== Direction ==
Edit the lines starting with the line containing "candle[interactable] (196, 383, 213, 403)" and going on through the line containing "time-tick-label: 20 (359, 527, 373, 541)", changing "pivot-dot" to "pivot-marker" and keeping everything else unchanged.

==== Exercise materials

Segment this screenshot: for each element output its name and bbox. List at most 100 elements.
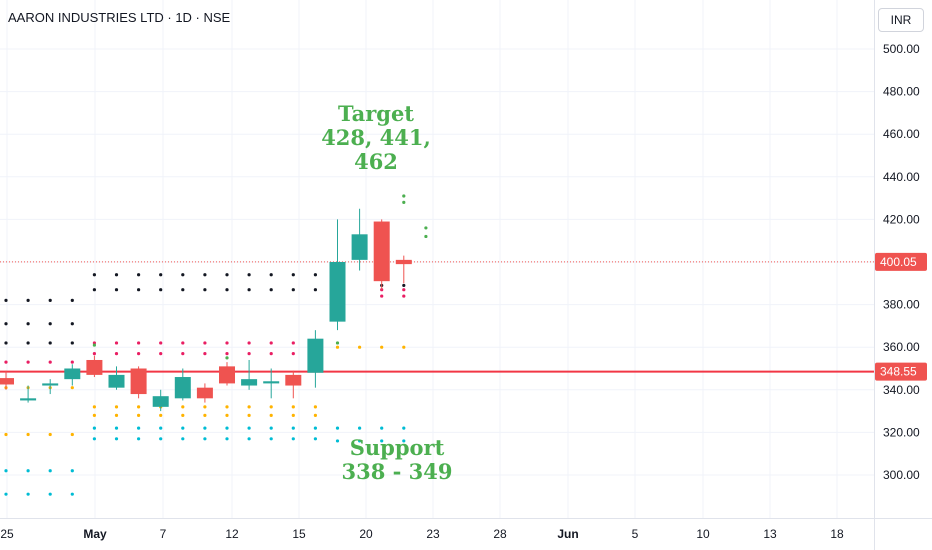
candle[interactable] (196, 383, 213, 403)
pivot-dot (203, 426, 207, 430)
pivot-dot (181, 351, 185, 356)
time-tick-label: 28 (493, 527, 507, 541)
candle[interactable] (329, 219, 346, 331)
candle[interactable] (0, 370, 14, 390)
time-tick-label: 20 (359, 527, 373, 541)
time-tick-label: 15 (292, 527, 306, 541)
time-tick-label: 10 (696, 527, 710, 541)
pivot-dot (225, 426, 229, 430)
target-values: 428, 441, 462 (321, 125, 431, 175)
pivot-dot (70, 298, 74, 302)
price-tick-label: 440.00 (883, 170, 920, 184)
candle-body (64, 368, 81, 380)
pivot-dot (4, 492, 8, 496)
candle[interactable] (20, 385, 37, 403)
pivot-dot (137, 288, 141, 292)
signal-dot (225, 356, 229, 360)
candle[interactable] (285, 370, 302, 399)
time-tick-label: 12 (225, 527, 239, 541)
pivot-dot (48, 298, 52, 302)
pivot-dot (137, 437, 141, 441)
candle[interactable] (174, 368, 191, 401)
candle[interactable] (152, 389, 169, 412)
candle[interactable] (219, 362, 235, 386)
time-axis[interactable]: 25 May 7 12 15 20 23 28 Jun 5 10 13 18 (0, 527, 844, 541)
pivot-dot (92, 288, 96, 292)
price-tick-label: 500.00 (883, 42, 920, 56)
currency-button[interactable]: INR (878, 8, 924, 32)
price-tick-label: 360.00 (883, 340, 920, 354)
candle[interactable] (64, 364, 81, 386)
candle[interactable] (86, 355, 103, 378)
pivot-dot (26, 432, 30, 437)
pivot-dot (402, 439, 406, 443)
pivot-dot (48, 492, 52, 496)
candle[interactable] (351, 208, 368, 271)
pivot-dot (26, 322, 30, 326)
candle[interactable] (241, 359, 258, 390)
candle[interactable] (263, 368, 280, 399)
pivot-dot (181, 426, 185, 430)
price-axis[interactable]: 500.00480.00460.00440.00420.00400.00380.… (883, 42, 920, 482)
candle[interactable] (108, 366, 125, 390)
pivot-dot (70, 341, 74, 345)
price-tick-label: 380.00 (883, 298, 920, 312)
pivot-dot (313, 288, 317, 292)
pivot-dot (92, 405, 96, 409)
candle-body (219, 366, 235, 384)
pivot-dot (247, 405, 251, 409)
pivot-dot (291, 288, 295, 292)
pivot-dot (291, 351, 295, 356)
pivot-dot (70, 360, 74, 364)
pivot-dot (402, 283, 406, 288)
pivot-dot (203, 341, 207, 345)
candle[interactable] (307, 330, 324, 388)
pivot-dot (203, 413, 207, 417)
pivot-dot (114, 426, 119, 430)
signal-dot (92, 343, 96, 347)
last-price-badge: 400.05 (875, 252, 927, 271)
pivot-dot (225, 437, 229, 441)
pivot-dot (137, 273, 141, 277)
pivot-dot (335, 345, 340, 349)
pivot-dot (26, 469, 30, 473)
pivot-dot (269, 351, 273, 356)
candle[interactable] (395, 255, 412, 284)
time-tick-label: 25 (0, 527, 14, 541)
time-tick-label: 7 (160, 527, 167, 541)
pivot-dot (380, 426, 384, 430)
candles[interactable] (0, 208, 412, 412)
last-price-badge-label: 400.05 (880, 255, 917, 269)
pivot-dot (70, 469, 74, 473)
candle[interactable] (130, 366, 147, 399)
horizontal-line-badge-label: 348.55 (880, 365, 917, 379)
pivot-dot (247, 273, 251, 277)
pivot-dot (291, 437, 295, 441)
candle-body (86, 359, 103, 375)
pivot-dot (114, 413, 119, 417)
pivot-dot (269, 273, 273, 277)
pivot-dot (4, 432, 8, 437)
pivot-dot (358, 345, 362, 349)
signal-dot (424, 234, 428, 239)
pivot-dot (181, 437, 185, 441)
candle[interactable] (373, 219, 390, 290)
pivot-dot (137, 405, 141, 409)
price-tick-label: 460.00 (883, 127, 920, 141)
pivot-dot (313, 426, 317, 430)
candle-body (42, 383, 59, 386)
pivot-dot (26, 492, 30, 496)
pivot-dot (137, 341, 141, 345)
pivot-dot (48, 432, 52, 437)
pivot-dot (291, 413, 295, 417)
candle-body (307, 338, 324, 373)
pivot-dot (203, 273, 207, 277)
pivot-dot (4, 469, 8, 473)
price-tick-label: 480.00 (883, 85, 920, 99)
pivot-dot (181, 413, 185, 417)
pivot-dot (70, 386, 74, 390)
candle[interactable] (42, 379, 59, 395)
pivot-dot (247, 341, 251, 345)
pivot-dot (203, 351, 207, 356)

========

== Answer ==
candle[interactable] (196, 383, 213, 403)
pivot-marker (203, 426, 207, 430)
pivot-marker (181, 351, 185, 356)
time-tick-label: 28 (493, 527, 507, 541)
candle[interactable] (329, 219, 346, 331)
candle[interactable] (0, 370, 14, 390)
time-tick-label: 20 (359, 527, 373, 541)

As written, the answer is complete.